Isolate every line in the records below with "Upwelling" in it.

##### Provided material #####

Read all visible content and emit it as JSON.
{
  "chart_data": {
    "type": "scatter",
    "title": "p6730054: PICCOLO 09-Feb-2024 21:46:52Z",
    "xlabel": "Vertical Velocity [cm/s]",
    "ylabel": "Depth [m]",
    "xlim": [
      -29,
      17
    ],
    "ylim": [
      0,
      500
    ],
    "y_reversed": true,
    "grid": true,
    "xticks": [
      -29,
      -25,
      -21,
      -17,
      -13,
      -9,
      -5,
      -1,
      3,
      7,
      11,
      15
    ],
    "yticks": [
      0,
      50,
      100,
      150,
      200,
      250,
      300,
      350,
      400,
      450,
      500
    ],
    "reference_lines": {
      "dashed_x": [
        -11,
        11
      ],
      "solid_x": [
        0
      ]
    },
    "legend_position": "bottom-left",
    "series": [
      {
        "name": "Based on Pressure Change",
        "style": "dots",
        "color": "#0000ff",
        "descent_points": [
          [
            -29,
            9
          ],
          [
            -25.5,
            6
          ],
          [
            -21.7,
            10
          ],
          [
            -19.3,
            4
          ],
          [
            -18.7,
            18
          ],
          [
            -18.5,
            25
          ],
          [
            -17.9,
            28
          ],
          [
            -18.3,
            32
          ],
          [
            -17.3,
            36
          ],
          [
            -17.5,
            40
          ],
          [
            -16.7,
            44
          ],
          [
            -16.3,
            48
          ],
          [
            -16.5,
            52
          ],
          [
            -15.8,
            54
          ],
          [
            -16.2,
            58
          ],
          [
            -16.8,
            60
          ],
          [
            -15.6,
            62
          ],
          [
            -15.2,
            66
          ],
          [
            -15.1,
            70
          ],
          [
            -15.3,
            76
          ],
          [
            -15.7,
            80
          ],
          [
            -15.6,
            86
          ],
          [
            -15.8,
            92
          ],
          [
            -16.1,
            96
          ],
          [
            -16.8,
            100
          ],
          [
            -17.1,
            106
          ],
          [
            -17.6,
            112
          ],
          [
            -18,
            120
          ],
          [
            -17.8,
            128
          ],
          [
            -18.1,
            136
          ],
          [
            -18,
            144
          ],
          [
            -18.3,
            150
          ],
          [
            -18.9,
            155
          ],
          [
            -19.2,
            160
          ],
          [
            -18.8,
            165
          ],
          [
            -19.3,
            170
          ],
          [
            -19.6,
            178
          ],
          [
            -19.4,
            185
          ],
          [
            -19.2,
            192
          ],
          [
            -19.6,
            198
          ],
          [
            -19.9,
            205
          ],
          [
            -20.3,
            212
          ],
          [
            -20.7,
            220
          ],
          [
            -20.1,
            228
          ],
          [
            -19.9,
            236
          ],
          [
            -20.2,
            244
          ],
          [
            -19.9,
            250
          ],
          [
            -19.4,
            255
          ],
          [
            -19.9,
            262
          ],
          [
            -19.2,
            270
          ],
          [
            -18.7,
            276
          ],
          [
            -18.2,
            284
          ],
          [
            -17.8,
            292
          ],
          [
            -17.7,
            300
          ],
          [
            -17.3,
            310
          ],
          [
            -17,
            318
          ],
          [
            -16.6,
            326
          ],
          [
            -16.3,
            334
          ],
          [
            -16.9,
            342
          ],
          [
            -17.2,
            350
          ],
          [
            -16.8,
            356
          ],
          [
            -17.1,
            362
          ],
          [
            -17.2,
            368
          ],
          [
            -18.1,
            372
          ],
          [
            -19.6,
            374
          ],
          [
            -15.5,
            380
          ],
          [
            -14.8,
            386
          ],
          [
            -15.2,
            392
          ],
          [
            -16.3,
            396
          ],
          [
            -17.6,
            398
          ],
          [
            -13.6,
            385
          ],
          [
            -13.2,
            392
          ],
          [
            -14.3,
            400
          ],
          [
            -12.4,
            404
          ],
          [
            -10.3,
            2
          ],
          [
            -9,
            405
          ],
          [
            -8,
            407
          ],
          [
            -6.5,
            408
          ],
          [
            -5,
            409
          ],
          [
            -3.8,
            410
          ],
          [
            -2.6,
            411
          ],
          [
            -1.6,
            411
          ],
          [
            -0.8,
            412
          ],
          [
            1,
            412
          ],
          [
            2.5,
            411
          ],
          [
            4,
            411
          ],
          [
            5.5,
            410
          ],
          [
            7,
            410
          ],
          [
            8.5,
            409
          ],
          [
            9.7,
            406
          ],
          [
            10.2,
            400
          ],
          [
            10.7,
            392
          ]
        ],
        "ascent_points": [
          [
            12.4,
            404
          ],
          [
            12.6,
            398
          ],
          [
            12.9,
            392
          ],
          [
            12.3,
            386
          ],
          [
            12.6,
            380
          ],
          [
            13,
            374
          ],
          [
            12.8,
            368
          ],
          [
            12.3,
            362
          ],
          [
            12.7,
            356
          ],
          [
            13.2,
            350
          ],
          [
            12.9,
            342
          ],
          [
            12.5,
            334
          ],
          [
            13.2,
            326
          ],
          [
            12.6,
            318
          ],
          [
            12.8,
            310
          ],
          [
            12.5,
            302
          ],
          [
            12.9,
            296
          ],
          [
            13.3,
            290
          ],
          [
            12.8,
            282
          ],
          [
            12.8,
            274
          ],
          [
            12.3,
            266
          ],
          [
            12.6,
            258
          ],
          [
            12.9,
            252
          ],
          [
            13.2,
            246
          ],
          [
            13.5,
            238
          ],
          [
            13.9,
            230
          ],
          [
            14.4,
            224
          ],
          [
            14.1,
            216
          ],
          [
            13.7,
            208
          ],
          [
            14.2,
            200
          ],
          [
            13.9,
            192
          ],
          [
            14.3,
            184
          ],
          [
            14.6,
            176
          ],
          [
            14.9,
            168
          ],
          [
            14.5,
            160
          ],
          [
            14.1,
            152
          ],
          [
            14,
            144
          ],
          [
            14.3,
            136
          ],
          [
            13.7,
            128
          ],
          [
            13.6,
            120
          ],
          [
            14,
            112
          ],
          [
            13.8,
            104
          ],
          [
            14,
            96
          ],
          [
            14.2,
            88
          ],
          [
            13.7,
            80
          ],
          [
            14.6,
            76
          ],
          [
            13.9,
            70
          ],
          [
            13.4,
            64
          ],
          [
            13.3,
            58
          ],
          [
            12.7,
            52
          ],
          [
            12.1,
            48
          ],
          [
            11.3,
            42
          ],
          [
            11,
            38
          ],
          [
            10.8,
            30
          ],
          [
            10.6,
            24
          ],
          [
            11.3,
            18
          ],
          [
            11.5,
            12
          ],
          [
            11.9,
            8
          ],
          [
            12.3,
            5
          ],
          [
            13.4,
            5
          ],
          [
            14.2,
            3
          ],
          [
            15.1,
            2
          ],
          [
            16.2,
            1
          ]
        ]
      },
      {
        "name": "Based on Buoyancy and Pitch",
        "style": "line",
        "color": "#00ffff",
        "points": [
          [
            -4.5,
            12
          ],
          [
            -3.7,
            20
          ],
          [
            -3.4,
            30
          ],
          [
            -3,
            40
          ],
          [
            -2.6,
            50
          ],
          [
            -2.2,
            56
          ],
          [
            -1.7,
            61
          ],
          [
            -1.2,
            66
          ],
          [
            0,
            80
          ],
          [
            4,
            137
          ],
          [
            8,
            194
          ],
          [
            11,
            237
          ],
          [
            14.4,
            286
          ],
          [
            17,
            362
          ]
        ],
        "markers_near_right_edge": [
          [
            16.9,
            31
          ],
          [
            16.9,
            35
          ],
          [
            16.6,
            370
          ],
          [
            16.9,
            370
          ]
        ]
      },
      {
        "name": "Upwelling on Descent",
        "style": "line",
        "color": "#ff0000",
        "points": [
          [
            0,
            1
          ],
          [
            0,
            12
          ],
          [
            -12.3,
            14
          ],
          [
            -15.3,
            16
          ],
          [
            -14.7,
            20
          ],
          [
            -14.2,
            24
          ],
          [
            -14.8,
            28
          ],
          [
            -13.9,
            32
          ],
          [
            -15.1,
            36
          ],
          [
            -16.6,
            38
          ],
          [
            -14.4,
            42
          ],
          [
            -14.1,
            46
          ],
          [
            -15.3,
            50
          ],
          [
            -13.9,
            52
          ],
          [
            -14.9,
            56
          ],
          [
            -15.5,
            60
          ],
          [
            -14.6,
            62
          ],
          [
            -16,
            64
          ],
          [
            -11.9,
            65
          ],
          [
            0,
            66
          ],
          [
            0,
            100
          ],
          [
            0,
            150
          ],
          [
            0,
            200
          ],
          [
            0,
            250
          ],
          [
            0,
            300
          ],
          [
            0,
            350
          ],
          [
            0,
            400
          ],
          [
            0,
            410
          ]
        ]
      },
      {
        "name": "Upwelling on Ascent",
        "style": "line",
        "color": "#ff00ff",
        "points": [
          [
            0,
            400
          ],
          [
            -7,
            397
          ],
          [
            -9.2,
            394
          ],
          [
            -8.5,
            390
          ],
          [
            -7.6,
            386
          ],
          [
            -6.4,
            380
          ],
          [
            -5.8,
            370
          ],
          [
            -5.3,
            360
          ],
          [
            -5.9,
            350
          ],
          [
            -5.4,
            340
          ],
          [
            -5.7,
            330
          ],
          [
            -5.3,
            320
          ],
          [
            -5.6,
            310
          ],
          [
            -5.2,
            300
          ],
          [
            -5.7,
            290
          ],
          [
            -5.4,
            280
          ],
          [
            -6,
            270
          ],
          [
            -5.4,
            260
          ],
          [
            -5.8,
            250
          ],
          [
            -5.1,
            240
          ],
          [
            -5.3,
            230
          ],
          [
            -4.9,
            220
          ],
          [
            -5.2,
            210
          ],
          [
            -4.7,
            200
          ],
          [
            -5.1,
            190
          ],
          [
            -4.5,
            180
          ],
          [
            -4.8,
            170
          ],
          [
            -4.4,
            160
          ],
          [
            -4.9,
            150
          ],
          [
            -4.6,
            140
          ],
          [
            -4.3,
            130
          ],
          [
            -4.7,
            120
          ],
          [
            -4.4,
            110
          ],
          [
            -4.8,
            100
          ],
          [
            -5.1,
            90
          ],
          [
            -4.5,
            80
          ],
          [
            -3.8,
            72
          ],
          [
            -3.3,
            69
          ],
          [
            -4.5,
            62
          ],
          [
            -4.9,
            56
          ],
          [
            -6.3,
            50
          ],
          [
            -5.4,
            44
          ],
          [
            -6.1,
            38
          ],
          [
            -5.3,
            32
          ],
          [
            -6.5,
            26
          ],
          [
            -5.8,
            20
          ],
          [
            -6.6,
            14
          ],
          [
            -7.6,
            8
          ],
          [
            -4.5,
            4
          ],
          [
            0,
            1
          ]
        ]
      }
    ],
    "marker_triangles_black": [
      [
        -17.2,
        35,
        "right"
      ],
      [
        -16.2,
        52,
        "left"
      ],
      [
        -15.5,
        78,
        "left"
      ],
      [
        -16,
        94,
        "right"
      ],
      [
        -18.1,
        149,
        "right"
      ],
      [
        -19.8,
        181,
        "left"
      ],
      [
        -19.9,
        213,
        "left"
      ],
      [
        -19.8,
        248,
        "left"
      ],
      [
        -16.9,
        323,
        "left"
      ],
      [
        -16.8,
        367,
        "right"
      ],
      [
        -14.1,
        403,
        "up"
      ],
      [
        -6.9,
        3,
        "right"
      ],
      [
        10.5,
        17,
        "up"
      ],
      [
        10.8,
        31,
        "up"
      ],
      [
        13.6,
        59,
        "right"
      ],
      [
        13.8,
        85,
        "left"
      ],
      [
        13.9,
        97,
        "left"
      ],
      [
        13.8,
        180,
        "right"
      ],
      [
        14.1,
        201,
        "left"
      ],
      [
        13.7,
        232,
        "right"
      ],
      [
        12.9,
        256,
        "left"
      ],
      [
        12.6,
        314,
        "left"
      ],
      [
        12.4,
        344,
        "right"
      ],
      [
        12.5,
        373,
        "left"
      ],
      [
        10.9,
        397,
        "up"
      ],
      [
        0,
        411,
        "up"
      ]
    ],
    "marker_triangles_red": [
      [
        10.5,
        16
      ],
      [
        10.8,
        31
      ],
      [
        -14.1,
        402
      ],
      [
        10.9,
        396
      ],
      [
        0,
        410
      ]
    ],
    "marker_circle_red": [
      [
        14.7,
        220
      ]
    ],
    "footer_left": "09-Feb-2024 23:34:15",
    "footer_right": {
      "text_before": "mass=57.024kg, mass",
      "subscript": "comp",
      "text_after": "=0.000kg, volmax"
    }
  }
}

#####

> **Correct result**
        "name": "Upwelling on Descent",
        "name": "Upwelling on Ascent",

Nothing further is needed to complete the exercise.